> [Data lines]:
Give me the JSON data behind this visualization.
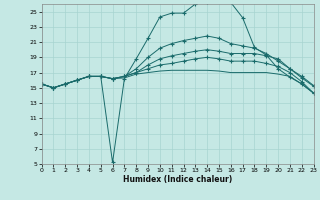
{
  "xlabel": "Humidex (Indice chaleur)",
  "bg_color": "#c5e8e4",
  "grid_color": "#a8d4d0",
  "line_color": "#1a6b6b",
  "xlim": [
    0,
    23
  ],
  "ylim": [
    5,
    26
  ],
  "xticks": [
    0,
    1,
    2,
    3,
    4,
    5,
    6,
    7,
    8,
    9,
    10,
    11,
    12,
    13,
    14,
    15,
    16,
    17,
    18,
    19,
    20,
    21,
    22,
    23
  ],
  "yticks": [
    5,
    7,
    9,
    11,
    13,
    15,
    17,
    19,
    21,
    23,
    25
  ],
  "lines": [
    {
      "x": [
        0,
        1,
        2,
        3,
        4,
        5,
        6,
        7,
        8,
        9,
        10,
        11,
        12,
        13,
        14,
        15,
        16,
        17,
        18,
        19,
        20,
        21,
        22,
        23
      ],
      "y": [
        15.5,
        15.0,
        15.5,
        16.0,
        16.5,
        16.5,
        5.2,
        16.2,
        18.8,
        21.5,
        24.3,
        24.8,
        24.8,
        26.0,
        26.3,
        26.5,
        26.2,
        24.2,
        20.3,
        19.3,
        17.5,
        16.4,
        15.5,
        14.3
      ],
      "has_markers": true
    },
    {
      "x": [
        0,
        1,
        2,
        3,
        4,
        5,
        6,
        7,
        8,
        9,
        10,
        11,
        12,
        13,
        14,
        15,
        16,
        17,
        18,
        19,
        20,
        21,
        22,
        23
      ],
      "y": [
        15.5,
        15.0,
        15.5,
        16.0,
        16.5,
        16.5,
        16.2,
        16.5,
        17.5,
        19.0,
        20.2,
        20.8,
        21.2,
        21.5,
        21.8,
        21.5,
        20.8,
        20.5,
        20.2,
        19.5,
        18.5,
        17.5,
        16.5,
        15.3
      ],
      "has_markers": true
    },
    {
      "x": [
        0,
        1,
        2,
        3,
        4,
        5,
        6,
        7,
        8,
        9,
        10,
        11,
        12,
        13,
        14,
        15,
        16,
        17,
        18,
        19,
        20,
        21,
        22,
        23
      ],
      "y": [
        15.5,
        15.0,
        15.5,
        16.0,
        16.5,
        16.5,
        16.2,
        16.5,
        17.0,
        18.0,
        18.8,
        19.2,
        19.5,
        19.8,
        20.0,
        19.8,
        19.5,
        19.5,
        19.5,
        19.2,
        18.8,
        17.5,
        16.3,
        15.2
      ],
      "has_markers": true
    },
    {
      "x": [
        0,
        1,
        2,
        3,
        4,
        5,
        6,
        7,
        8,
        9,
        10,
        11,
        12,
        13,
        14,
        15,
        16,
        17,
        18,
        19,
        20,
        21,
        22,
        23
      ],
      "y": [
        15.5,
        15.0,
        15.5,
        16.0,
        16.5,
        16.5,
        16.2,
        16.5,
        17.0,
        17.5,
        18.0,
        18.2,
        18.5,
        18.8,
        19.0,
        18.8,
        18.5,
        18.5,
        18.5,
        18.2,
        17.8,
        17.0,
        15.8,
        14.3
      ],
      "has_markers": true
    },
    {
      "x": [
        0,
        1,
        2,
        3,
        4,
        5,
        6,
        7,
        8,
        9,
        10,
        11,
        12,
        13,
        14,
        15,
        16,
        17,
        18,
        19,
        20,
        21,
        22,
        23
      ],
      "y": [
        15.5,
        15.0,
        15.5,
        16.0,
        16.5,
        16.5,
        16.2,
        16.3,
        16.8,
        17.0,
        17.2,
        17.3,
        17.3,
        17.3,
        17.3,
        17.2,
        17.0,
        17.0,
        17.0,
        17.0,
        16.8,
        16.5,
        15.5,
        14.3
      ],
      "has_markers": false
    }
  ]
}
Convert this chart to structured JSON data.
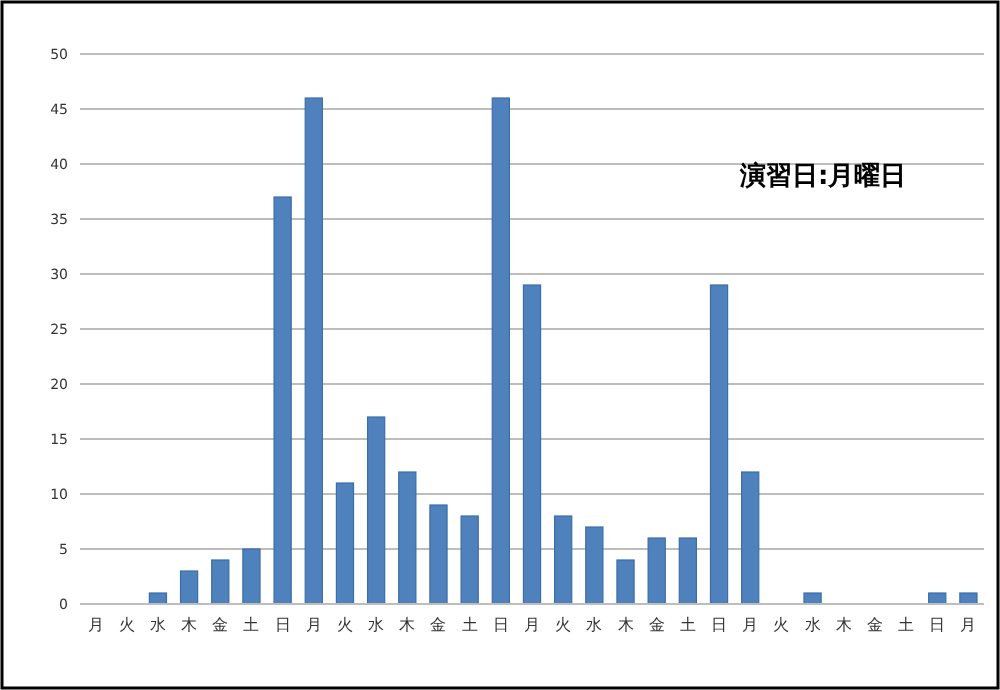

> [Stated problem]:
Reproduce all the records verbatim, excluding images.

> [Exercise output]:
Give me the JSON data behind this visualization.
{
  "xlabel": "Humidex (Indice chaleur)",
  "bg_color": "#c5e8e4",
  "grid_color": "#a8d4d0",
  "line_color": "#1a6b6b",
  "xlim": [
    0,
    23
  ],
  "ylim": [
    5,
    26
  ],
  "xticks": [
    0,
    1,
    2,
    3,
    4,
    5,
    6,
    7,
    8,
    9,
    10,
    11,
    12,
    13,
    14,
    15,
    16,
    17,
    18,
    19,
    20,
    21,
    22,
    23
  ],
  "yticks": [
    5,
    7,
    9,
    11,
    13,
    15,
    17,
    19,
    21,
    23,
    25
  ],
  "lines": [
    {
      "x": [
        0,
        1,
        2,
        3,
        4,
        5,
        6,
        7,
        8,
        9,
        10,
        11,
        12,
        13,
        14,
        15,
        16,
        17,
        18,
        19,
        20,
        21,
        22,
        23
      ],
      "y": [
        15.5,
        15.0,
        15.5,
        16.0,
        16.5,
        16.5,
        5.2,
        16.2,
        18.8,
        21.5,
        24.3,
        24.8,
        24.8,
        26.0,
        26.3,
        26.5,
        26.2,
        24.2,
        20.3,
        19.3,
        17.5,
        16.4,
        15.5,
        14.3
      ],
      "has_markers": true
    },
    {
      "x": [
        0,
        1,
        2,
        3,
        4,
        5,
        6,
        7,
        8,
        9,
        10,
        11,
        12,
        13,
        14,
        15,
        16,
        17,
        18,
        19,
        20,
        21,
        22,
        23
      ],
      "y": [
        15.5,
        15.0,
        15.5,
        16.0,
        16.5,
        16.5,
        16.2,
        16.5,
        17.5,
        19.0,
        20.2,
        20.8,
        21.2,
        21.5,
        21.8,
        21.5,
        20.8,
        20.5,
        20.2,
        19.5,
        18.5,
        17.5,
        16.5,
        15.3
      ],
      "has_markers": true
    },
    {
      "x": [
        0,
        1,
        2,
        3,
        4,
        5,
        6,
        7,
        8,
        9,
        10,
        11,
        12,
        13,
        14,
        15,
        16,
        17,
        18,
        19,
        20,
        21,
        22,
        23
      ],
      "y": [
        15.5,
        15.0,
        15.5,
        16.0,
        16.5,
        16.5,
        16.2,
        16.5,
        17.0,
        18.0,
        18.8,
        19.2,
        19.5,
        19.8,
        20.0,
        19.8,
        19.5,
        19.5,
        19.5,
        19.2,
        18.8,
        17.5,
        16.3,
        15.2
      ],
      "has_markers": true
    },
    {
      "x": [
        0,
        1,
        2,
        3,
        4,
        5,
        6,
        7,
        8,
        9,
        10,
        11,
        12,
        13,
        14,
        15,
        16,
        17,
        18,
        19,
        20,
        21,
        22,
        23
      ],
      "y": [
        15.5,
        15.0,
        15.5,
        16.0,
        16.5,
        16.5,
        16.2,
        16.5,
        17.0,
        17.5,
        18.0,
        18.2,
        18.5,
        18.8,
        19.0,
        18.8,
        18.5,
        18.5,
        18.5,
        18.2,
        17.8,
        17.0,
        15.8,
        14.3
      ],
      "has_markers": true
    },
    {
      "x": [
        0,
        1,
        2,
        3,
        4,
        5,
        6,
        7,
        8,
        9,
        10,
        11,
        12,
        13,
        14,
        15,
        16,
        17,
        18,
        19,
        20,
        21,
        22,
        23
      ],
      "y": [
        15.5,
        15.0,
        15.5,
        16.0,
        16.5,
        16.5,
        16.2,
        16.3,
        16.8,
        17.0,
        17.2,
        17.3,
        17.3,
        17.3,
        17.3,
        17.2,
        17.0,
        17.0,
        17.0,
        17.0,
        16.8,
        16.5,
        15.5,
        14.3
      ],
      "has_markers": false
    }
  ]
}
Convert this chart to structured JSON data.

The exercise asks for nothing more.